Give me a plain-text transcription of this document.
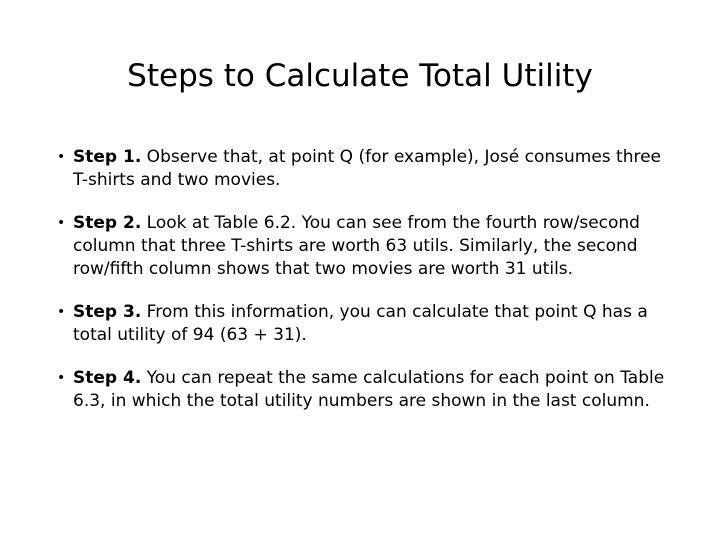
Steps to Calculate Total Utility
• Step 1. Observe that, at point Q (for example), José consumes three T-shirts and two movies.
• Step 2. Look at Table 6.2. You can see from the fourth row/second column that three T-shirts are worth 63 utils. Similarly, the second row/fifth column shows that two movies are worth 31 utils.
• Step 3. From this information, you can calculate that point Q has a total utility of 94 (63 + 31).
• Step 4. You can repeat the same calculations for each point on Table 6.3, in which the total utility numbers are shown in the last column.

######

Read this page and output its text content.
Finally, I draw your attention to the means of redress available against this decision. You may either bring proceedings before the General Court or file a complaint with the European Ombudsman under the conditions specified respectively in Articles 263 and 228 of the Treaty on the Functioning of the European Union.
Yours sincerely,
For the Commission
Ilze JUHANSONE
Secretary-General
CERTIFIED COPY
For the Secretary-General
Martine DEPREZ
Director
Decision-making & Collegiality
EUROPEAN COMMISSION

######

- _Description of the task_
Which lines hold the word "text"? Show each one.

- _Response_
Give me a plain-text transcription of this document.
Read this page and output its text content.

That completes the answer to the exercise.